AIM - Each record below should appear again exactly as written.
========
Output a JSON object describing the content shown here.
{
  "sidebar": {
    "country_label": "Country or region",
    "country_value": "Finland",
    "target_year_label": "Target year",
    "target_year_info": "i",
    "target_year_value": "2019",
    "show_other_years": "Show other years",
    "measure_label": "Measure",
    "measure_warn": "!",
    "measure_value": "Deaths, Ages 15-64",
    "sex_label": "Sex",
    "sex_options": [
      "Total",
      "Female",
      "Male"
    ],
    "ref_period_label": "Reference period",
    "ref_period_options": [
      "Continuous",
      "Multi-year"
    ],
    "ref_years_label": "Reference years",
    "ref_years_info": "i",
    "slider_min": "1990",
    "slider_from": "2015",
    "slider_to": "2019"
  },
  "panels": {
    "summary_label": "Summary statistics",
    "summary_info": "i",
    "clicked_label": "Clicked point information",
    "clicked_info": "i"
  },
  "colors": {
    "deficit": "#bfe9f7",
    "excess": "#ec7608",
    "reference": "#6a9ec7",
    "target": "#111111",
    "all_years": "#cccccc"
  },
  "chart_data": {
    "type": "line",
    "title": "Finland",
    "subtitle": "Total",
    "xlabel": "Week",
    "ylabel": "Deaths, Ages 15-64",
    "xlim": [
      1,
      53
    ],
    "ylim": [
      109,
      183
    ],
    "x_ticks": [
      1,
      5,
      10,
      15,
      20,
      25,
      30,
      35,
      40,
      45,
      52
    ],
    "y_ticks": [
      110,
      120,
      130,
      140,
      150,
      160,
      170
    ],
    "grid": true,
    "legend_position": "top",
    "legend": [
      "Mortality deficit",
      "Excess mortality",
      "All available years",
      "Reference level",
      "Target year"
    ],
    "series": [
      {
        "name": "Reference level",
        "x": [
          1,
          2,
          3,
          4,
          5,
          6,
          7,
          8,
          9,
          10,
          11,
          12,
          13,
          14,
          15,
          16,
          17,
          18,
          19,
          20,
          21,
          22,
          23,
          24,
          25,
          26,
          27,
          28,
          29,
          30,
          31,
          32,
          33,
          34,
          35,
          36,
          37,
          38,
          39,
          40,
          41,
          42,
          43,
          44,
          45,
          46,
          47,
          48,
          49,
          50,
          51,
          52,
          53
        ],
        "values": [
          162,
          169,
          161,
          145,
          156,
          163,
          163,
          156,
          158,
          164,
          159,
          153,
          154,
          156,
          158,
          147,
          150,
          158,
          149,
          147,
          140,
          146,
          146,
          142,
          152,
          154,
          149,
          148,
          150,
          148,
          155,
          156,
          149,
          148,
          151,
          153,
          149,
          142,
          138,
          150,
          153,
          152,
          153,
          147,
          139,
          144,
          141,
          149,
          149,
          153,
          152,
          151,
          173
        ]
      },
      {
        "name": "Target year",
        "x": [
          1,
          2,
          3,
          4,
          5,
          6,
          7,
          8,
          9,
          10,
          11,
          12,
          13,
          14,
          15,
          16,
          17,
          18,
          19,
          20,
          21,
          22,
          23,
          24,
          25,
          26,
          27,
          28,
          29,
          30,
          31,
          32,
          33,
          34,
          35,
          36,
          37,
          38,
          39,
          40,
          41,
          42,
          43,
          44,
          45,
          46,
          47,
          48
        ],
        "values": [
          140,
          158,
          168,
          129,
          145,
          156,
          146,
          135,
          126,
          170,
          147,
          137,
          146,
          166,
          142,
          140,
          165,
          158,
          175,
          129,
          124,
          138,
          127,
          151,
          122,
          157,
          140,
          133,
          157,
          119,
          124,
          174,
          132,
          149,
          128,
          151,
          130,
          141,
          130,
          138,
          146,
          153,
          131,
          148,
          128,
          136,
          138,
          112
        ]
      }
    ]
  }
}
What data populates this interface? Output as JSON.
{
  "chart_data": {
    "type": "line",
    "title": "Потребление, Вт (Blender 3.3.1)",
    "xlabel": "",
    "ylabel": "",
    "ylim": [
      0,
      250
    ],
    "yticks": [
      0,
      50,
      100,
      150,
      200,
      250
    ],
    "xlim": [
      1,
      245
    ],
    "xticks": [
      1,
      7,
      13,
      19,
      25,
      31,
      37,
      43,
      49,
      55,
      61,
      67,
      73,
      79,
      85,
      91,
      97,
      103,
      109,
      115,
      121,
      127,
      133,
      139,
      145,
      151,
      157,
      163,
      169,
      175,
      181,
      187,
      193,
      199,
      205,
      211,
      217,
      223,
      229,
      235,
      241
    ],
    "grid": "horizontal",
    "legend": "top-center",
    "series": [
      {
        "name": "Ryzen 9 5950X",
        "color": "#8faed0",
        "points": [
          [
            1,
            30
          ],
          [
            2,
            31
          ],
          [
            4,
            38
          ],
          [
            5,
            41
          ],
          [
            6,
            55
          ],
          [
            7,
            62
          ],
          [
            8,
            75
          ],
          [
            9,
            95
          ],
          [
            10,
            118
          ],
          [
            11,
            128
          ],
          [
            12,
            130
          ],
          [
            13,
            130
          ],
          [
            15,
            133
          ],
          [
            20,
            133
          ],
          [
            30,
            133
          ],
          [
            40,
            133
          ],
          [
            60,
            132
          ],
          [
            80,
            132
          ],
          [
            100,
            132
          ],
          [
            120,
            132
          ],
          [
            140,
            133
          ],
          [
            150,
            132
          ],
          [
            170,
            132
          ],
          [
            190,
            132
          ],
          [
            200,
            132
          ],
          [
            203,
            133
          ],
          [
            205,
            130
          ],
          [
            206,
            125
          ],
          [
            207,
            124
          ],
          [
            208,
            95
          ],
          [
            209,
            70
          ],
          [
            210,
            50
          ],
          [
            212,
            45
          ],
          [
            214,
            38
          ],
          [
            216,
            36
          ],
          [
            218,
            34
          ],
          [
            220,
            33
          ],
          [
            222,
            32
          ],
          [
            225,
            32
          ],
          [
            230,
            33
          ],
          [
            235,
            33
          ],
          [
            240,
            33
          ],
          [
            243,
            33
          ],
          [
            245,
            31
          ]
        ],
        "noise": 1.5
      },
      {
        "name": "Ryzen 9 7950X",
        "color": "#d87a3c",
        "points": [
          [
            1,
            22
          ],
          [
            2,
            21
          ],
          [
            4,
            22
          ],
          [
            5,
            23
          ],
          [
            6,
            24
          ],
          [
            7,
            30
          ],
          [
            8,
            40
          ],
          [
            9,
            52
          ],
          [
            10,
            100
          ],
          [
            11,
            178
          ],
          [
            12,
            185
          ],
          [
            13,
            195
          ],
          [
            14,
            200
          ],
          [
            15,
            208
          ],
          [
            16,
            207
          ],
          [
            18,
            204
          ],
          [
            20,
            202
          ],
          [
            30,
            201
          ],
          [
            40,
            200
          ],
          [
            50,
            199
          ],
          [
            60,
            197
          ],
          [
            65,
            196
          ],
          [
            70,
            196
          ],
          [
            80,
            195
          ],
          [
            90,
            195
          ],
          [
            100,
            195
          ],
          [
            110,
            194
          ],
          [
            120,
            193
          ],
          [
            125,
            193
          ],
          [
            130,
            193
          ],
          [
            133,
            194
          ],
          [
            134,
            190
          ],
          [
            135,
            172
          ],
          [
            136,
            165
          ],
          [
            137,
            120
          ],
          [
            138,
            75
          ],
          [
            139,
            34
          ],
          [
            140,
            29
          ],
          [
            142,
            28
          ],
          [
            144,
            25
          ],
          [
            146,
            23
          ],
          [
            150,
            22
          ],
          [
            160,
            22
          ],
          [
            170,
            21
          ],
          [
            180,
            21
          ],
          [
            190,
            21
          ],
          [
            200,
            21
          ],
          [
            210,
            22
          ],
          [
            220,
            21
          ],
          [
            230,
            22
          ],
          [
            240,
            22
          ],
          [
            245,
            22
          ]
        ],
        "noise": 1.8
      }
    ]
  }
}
========
THE REPLY -
Output a JSON object describing the content shown here.
{
  "sidebar": {
    "country_label": "Country or region",
    "country_value": "Finland",
    "target_year_label": "Target year",
    "target_year_info": "i",
    "target_year_value": "2019",
    "show_other_years": "Show other years",
    "measure_label": "Measure",
    "measure_warn": "!",
    "measure_value": "Deaths, Ages 15-64",
    "sex_label": "Sex",
    "sex_options": [
      "Total",
      "Female",
      "Male"
    ],
    "ref_period_label": "Reference period",
    "ref_period_options": [
      "Continuous",
      "Multi-year"
    ],
    "ref_years_label": "Reference years",
    "ref_years_info": "i",
    "slider_min": "1990",
    "slider_from": "2015",
    "slider_to": "2019"
  },
  "panels": {
    "summary_label": "Summary statistics",
    "summary_info": "i",
    "clicked_label": "Clicked point information",
    "clicked_info": "i"
  },
  "colors": {
    "deficit": "#bfe9f7",
    "excess": "#ec7608",
    "reference": "#6a9ec7",
    "target": "#111111",
    "all_years": "#cccccc"
  },
  "chart_data": {
    "type": "line",
    "title": "Finland",
    "subtitle": "Total",
    "xlabel": "Week",
    "ylabel": "Deaths, Ages 15-64",
    "xlim": [
      1,
      53
    ],
    "ylim": [
      109,
      183
    ],
    "x_ticks": [
      1,
      5,
      10,
      15,
      20,
      25,
      30,
      35,
      40,
      45,
      52
    ],
    "y_ticks": [
      110,
      120,
      130,
      140,
      150,
      160,
      170
    ],
    "grid": true,
    "legend_position": "top",
    "legend": [
      "Mortality deficit",
      "Excess mortality",
      "All available years",
      "Reference level",
      "Target year"
    ],
    "series": [
      {
        "name": "Reference level",
        "x": [
          1,
          2,
          3,
          4,
          5,
          6,
          7,
          8,
          9,
          10,
          11,
          12,
          13,
          14,
          15,
          16,
          17,
          18,
          19,
          20,
          21,
          22,
          23,
          24,
          25,
          26,
          27,
          28,
          29,
          30,
          31,
          32,
          33,
          34,
          35,
          36,
          37,
          38,
          39,
          40,
          41,
          42,
          43,
          44,
          45,
          46,
          47,
          48,
          49,
          50,
          51,
          52,
          53
        ],
        "values": [
          162,
          169,
          161,
          145,
          156,
          163,
          163,
          156,
          158,
          164,
          159,
          153,
          154,
          156,
          158,
          147,
          150,
          158,
          149,
          147,
          140,
          146,
          146,
          142,
          152,
          154,
          149,
          148,
          150,
          148,
          155,
          156,
          149,
          148,
          151,
          153,
          149,
          142,
          138,
          150,
          153,
          152,
          153,
          147,
          139,
          144,
          141,
          149,
          149,
          153,
          152,
          151,
          173
        ]
      },
      {
        "name": "Target year",
        "x": [
          1,
          2,
          3,
          4,
          5,
          6,
          7,
          8,
          9,
          10,
          11,
          12,
          13,
          14,
          15,
          16,
          17,
          18,
          19,
          20,
          21,
          22,
          23,
          24,
          25,
          26,
          27,
          28,
          29,
          30,
          31,
          32,
          33,
          34,
          35,
          36,
          37,
          38,
          39,
          40,
          41,
          42,
          43,
          44,
          45,
          46,
          47,
          48
        ],
        "values": [
          140,
          158,
          168,
          129,
          145,
          156,
          146,
          135,
          126,
          170,
          147,
          137,
          146,
          166,
          142,
          140,
          165,
          158,
          175,
          129,
          124,
          138,
          127,
          151,
          122,
          157,
          140,
          133,
          157,
          119,
          124,
          174,
          132,
          149,
          128,
          151,
          130,
          141,
          130,
          138,
          146,
          153,
          131,
          148,
          128,
          136,
          138,
          112
        ]
      }
    ]
  }
}
What data populates this interface? Output as JSON.
{
  "chart_data": {
    "type": "line",
    "title": "Потребление, Вт (Blender 3.3.1)",
    "xlabel": "",
    "ylabel": "",
    "ylim": [
      0,
      250
    ],
    "yticks": [
      0,
      50,
      100,
      150,
      200,
      250
    ],
    "xlim": [
      1,
      245
    ],
    "xticks": [
      1,
      7,
      13,
      19,
      25,
      31,
      37,
      43,
      49,
      55,
      61,
      67,
      73,
      79,
      85,
      91,
      97,
      103,
      109,
      115,
      121,
      127,
      133,
      139,
      145,
      151,
      157,
      163,
      169,
      175,
      181,
      187,
      193,
      199,
      205,
      211,
      217,
      223,
      229,
      235,
      241
    ],
    "grid": "horizontal",
    "legend": "top-center",
    "series": [
      {
        "name": "Ryzen 9 5950X",
        "color": "#8faed0",
        "points": [
          [
            1,
            30
          ],
          [
            2,
            31
          ],
          [
            4,
            38
          ],
          [
            5,
            41
          ],
          [
            6,
            55
          ],
          [
            7,
            62
          ],
          [
            8,
            75
          ],
          [
            9,
            95
          ],
          [
            10,
            118
          ],
          [
            11,
            128
          ],
          [
            12,
            130
          ],
          [
            13,
            130
          ],
          [
            15,
            133
          ],
          [
            20,
            133
          ],
          [
            30,
            133
          ],
          [
            40,
            133
          ],
          [
            60,
            132
          ],
          [
            80,
            132
          ],
          [
            100,
            132
          ],
          [
            120,
            132
          ],
          [
            140,
            133
          ],
          [
            150,
            132
          ],
          [
            170,
            132
          ],
          [
            190,
            132
          ],
          [
            200,
            132
          ],
          [
            203,
            133
          ],
          [
            205,
            130
          ],
          [
            206,
            125
          ],
          [
            207,
            124
          ],
          [
            208,
            95
          ],
          [
            209,
            70
          ],
          [
            210,
            50
          ],
          [
            212,
            45
          ],
          [
            214,
            38
          ],
          [
            216,
            36
          ],
          [
            218,
            34
          ],
          [
            220,
            33
          ],
          [
            222,
            32
          ],
          [
            225,
            32
          ],
          [
            230,
            33
          ],
          [
            235,
            33
          ],
          [
            240,
            33
          ],
          [
            243,
            33
          ],
          [
            245,
            31
          ]
        ],
        "noise": 1.5
      },
      {
        "name": "Ryzen 9 7950X",
        "color": "#d87a3c",
        "points": [
          [
            1,
            22
          ],
          [
            2,
            21
          ],
          [
            4,
            22
          ],
          [
            5,
            23
          ],
          [
            6,
            24
          ],
          [
            7,
            30
          ],
          [
            8,
            40
          ],
          [
            9,
            52
          ],
          [
            10,
            100
          ],
          [
            11,
            178
          ],
          [
            12,
            185
          ],
          [
            13,
            195
          ],
          [
            14,
            200
          ],
          [
            15,
            208
          ],
          [
            16,
            207
          ],
          [
            18,
            204
          ],
          [
            20,
            202
          ],
          [
            30,
            201
          ],
          [
            40,
            200
          ],
          [
            50,
            199
          ],
          [
            60,
            197
          ],
          [
            65,
            196
          ],
          [
            70,
            196
          ],
          [
            80,
            195
          ],
          [
            90,
            195
          ],
          [
            100,
            195
          ],
          [
            110,
            194
          ],
          [
            120,
            193
          ],
          [
            125,
            193
          ],
          [
            130,
            193
          ],
          [
            133,
            194
          ],
          [
            134,
            190
          ],
          [
            135,
            172
          ],
          [
            136,
            165
          ],
          [
            137,
            120
          ],
          [
            138,
            75
          ],
          [
            139,
            34
          ],
          [
            140,
            29
          ],
          [
            142,
            28
          ],
          [
            144,
            25
          ],
          [
            146,
            23
          ],
          [
            150,
            22
          ],
          [
            160,
            22
          ],
          [
            170,
            21
          ],
          [
            180,
            21
          ],
          [
            190,
            21
          ],
          [
            200,
            21
          ],
          [
            210,
            22
          ],
          [
            220,
            21
          ],
          [
            230,
            22
          ],
          [
            240,
            22
          ],
          [
            245,
            22
          ]
        ],
        "noise": 1.8
      }
    ]
  }
}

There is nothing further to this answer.